Dataset items:
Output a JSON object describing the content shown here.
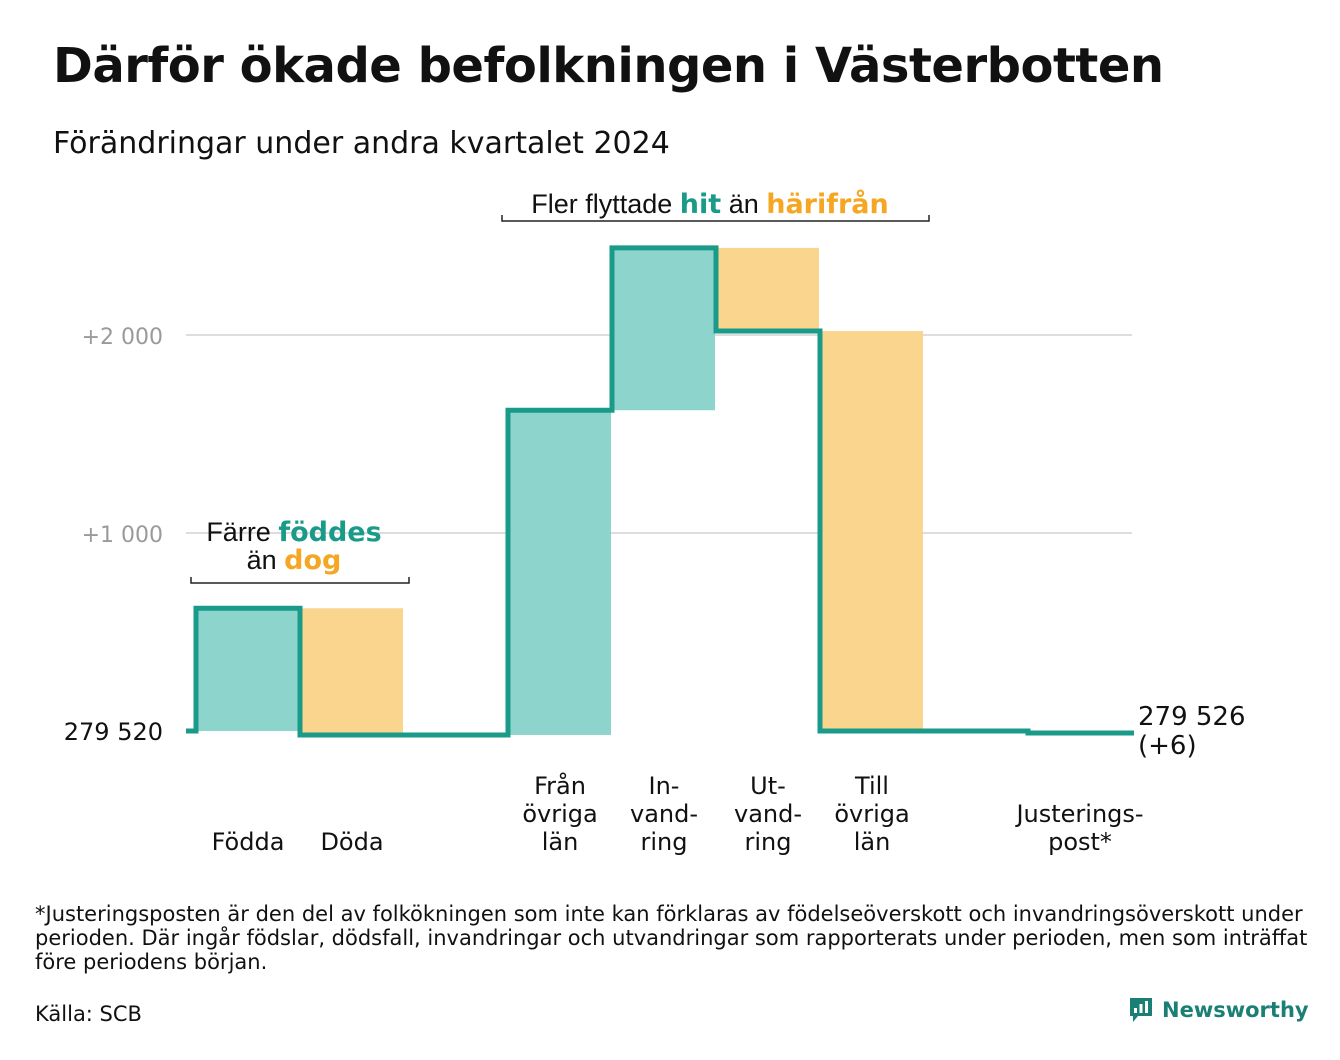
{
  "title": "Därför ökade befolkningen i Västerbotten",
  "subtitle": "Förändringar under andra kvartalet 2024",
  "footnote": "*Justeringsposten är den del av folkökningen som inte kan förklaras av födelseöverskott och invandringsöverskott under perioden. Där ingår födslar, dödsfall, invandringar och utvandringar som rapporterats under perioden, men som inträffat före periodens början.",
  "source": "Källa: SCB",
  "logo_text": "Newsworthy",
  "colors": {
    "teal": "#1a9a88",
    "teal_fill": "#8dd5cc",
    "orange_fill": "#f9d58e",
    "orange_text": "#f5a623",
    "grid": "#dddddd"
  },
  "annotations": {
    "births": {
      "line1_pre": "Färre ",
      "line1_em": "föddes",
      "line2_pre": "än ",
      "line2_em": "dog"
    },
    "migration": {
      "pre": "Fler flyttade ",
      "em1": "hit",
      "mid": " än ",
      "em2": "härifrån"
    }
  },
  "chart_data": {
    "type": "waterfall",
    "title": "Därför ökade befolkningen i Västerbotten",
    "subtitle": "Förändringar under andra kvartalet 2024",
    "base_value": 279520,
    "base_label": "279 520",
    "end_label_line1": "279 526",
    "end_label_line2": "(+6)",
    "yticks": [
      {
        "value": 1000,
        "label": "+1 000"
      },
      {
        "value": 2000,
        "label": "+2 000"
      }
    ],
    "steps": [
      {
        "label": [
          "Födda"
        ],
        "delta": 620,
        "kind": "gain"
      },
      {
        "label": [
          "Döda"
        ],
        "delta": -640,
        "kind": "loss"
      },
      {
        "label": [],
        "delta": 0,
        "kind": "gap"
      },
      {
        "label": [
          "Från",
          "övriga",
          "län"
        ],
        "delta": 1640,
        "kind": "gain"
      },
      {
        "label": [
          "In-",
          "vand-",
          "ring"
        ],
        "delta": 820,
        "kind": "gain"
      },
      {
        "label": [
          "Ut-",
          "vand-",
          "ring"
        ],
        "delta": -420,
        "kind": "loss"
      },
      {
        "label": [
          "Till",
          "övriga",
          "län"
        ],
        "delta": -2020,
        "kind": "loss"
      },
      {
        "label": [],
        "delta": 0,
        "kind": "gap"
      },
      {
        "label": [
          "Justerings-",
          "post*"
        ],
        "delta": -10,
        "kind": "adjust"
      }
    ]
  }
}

...

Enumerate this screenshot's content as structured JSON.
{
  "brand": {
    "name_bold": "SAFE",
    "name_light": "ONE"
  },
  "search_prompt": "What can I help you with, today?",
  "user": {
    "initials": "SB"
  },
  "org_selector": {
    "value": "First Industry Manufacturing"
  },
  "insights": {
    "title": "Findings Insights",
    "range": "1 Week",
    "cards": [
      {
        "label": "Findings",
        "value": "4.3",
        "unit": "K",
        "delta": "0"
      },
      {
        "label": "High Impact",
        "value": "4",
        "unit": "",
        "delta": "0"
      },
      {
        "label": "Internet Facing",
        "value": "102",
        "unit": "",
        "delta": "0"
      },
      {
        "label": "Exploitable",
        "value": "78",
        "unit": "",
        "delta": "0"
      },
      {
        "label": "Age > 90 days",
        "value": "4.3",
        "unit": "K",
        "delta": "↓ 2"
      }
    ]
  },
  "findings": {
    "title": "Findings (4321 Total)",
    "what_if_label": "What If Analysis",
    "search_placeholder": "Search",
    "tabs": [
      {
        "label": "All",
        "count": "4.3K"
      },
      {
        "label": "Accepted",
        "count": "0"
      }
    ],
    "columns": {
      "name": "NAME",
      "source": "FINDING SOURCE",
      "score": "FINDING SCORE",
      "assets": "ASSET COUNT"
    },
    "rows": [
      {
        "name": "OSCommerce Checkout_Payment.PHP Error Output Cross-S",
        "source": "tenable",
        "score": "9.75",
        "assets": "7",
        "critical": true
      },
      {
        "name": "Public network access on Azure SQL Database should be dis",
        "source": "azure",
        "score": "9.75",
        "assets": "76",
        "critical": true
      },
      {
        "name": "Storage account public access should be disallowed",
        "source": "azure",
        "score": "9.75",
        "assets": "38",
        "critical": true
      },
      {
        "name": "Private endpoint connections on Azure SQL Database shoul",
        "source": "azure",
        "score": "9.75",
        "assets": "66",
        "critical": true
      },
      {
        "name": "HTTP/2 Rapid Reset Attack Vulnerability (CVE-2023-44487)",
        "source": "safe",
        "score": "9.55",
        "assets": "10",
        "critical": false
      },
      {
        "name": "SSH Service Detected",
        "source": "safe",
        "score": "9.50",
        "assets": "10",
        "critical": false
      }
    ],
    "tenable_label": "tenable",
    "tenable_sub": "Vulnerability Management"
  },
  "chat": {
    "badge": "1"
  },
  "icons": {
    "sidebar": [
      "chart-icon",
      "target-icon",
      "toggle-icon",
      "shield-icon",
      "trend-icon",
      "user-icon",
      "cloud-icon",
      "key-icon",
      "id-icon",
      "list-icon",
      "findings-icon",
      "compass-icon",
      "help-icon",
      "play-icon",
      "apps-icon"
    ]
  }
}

TASK BRIEF:
Work through the data and report how many of its lines hold the word "ökade", giving only the figure.

THE SOLUTION:
2